-- begin --

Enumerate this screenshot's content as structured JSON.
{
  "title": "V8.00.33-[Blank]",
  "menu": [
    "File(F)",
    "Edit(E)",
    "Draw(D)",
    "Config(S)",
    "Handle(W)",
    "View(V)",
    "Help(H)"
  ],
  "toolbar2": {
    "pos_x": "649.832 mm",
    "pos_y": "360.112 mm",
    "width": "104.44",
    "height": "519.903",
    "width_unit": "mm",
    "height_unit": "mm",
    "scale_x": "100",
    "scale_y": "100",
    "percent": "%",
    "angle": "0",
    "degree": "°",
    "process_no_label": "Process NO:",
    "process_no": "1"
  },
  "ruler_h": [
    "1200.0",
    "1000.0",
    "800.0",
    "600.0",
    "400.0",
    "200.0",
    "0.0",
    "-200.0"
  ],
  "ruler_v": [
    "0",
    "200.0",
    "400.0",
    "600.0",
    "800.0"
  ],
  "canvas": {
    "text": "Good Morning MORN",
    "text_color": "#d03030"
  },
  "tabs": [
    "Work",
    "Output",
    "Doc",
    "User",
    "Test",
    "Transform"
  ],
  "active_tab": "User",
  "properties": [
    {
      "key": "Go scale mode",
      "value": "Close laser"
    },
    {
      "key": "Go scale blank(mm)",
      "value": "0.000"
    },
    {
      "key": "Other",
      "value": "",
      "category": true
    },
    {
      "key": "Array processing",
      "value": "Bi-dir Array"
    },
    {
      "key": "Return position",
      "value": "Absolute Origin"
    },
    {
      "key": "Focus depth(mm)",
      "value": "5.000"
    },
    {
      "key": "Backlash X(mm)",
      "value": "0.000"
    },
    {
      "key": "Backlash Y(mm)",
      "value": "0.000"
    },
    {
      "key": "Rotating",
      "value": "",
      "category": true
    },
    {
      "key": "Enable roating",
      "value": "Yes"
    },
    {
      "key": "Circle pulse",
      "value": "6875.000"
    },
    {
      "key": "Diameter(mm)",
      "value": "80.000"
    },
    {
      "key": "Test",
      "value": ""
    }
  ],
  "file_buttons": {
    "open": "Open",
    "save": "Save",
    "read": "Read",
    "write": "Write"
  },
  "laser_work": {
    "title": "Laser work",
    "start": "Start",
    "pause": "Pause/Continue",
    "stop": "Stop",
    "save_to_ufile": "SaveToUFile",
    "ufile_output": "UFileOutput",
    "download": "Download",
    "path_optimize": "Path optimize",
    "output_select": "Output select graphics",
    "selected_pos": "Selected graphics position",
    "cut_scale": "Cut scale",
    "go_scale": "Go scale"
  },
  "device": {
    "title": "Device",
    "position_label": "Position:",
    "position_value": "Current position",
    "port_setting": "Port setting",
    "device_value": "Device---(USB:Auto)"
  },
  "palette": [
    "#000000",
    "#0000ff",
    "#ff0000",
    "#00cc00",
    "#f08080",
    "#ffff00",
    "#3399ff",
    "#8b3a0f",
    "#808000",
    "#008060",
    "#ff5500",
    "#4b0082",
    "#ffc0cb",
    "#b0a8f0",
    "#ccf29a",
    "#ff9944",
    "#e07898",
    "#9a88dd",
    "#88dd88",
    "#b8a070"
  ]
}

-- end --

Using the data above, print every record exactly as shown.

Enumerate this screenshot's content as structured JSON.
{
  "title": "V8.00.33-[Blank]",
  "menu": [
    "File(F)",
    "Edit(E)",
    "Draw(D)",
    "Config(S)",
    "Handle(W)",
    "View(V)",
    "Help(H)"
  ],
  "toolbar2": {
    "pos_x": "649.832 mm",
    "pos_y": "360.112 mm",
    "width": "104.44",
    "height": "519.903",
    "width_unit": "mm",
    "height_unit": "mm",
    "scale_x": "100",
    "scale_y": "100",
    "percent": "%",
    "angle": "0",
    "degree": "°",
    "process_no_label": "Process NO:",
    "process_no": "1"
  },
  "ruler_h": [
    "1200.0",
    "1000.0",
    "800.0",
    "600.0",
    "400.0",
    "200.0",
    "0.0",
    "-200.0"
  ],
  "ruler_v": [
    "0",
    "200.0",
    "400.0",
    "600.0",
    "800.0"
  ],
  "canvas": {
    "text": "Good Morning MORN",
    "text_color": "#d03030"
  },
  "tabs": [
    "Work",
    "Output",
    "Doc",
    "User",
    "Test",
    "Transform"
  ],
  "active_tab": "User",
  "properties": [
    {
      "key": "Go scale mode",
      "value": "Close laser"
    },
    {
      "key": "Go scale blank(mm)",
      "value": "0.000"
    },
    {
      "key": "Other",
      "value": "",
      "category": true
    },
    {
      "key": "Array processing",
      "value": "Bi-dir Array"
    },
    {
      "key": "Return position",
      "value": "Absolute Origin"
    },
    {
      "key": "Focus depth(mm)",
      "value": "5.000"
    },
    {
      "key": "Backlash X(mm)",
      "value": "0.000"
    },
    {
      "key": "Backlash Y(mm)",
      "value": "0.000"
    },
    {
      "key": "Rotating",
      "value": "",
      "category": true
    },
    {
      "key": "Enable roating",
      "value": "Yes"
    },
    {
      "key": "Circle pulse",
      "value": "6875.000"
    },
    {
      "key": "Diameter(mm)",
      "value": "80.000"
    },
    {
      "key": "Test",
      "value": ""
    }
  ],
  "file_buttons": {
    "open": "Open",
    "save": "Save",
    "read": "Read",
    "write": "Write"
  },
  "laser_work": {
    "title": "Laser work",
    "start": "Start",
    "pause": "Pause/Continue",
    "stop": "Stop",
    "save_to_ufile": "SaveToUFile",
    "ufile_output": "UFileOutput",
    "download": "Download",
    "path_optimize": "Path optimize",
    "output_select": "Output select graphics",
    "selected_pos": "Selected graphics position",
    "cut_scale": "Cut scale",
    "go_scale": "Go scale"
  },
  "device": {
    "title": "Device",
    "position_label": "Position:",
    "position_value": "Current position",
    "port_setting": "Port setting",
    "device_value": "Device---(USB:Auto)"
  },
  "palette": [
    "#000000",
    "#0000ff",
    "#ff0000",
    "#00cc00",
    "#f08080",
    "#ffff00",
    "#3399ff",
    "#8b3a0f",
    "#808000",
    "#008060",
    "#ff5500",
    "#4b0082",
    "#ffc0cb",
    "#b0a8f0",
    "#ccf29a",
    "#ff9944",
    "#e07898",
    "#9a88dd",
    "#88dd88",
    "#b8a070"
  ]
}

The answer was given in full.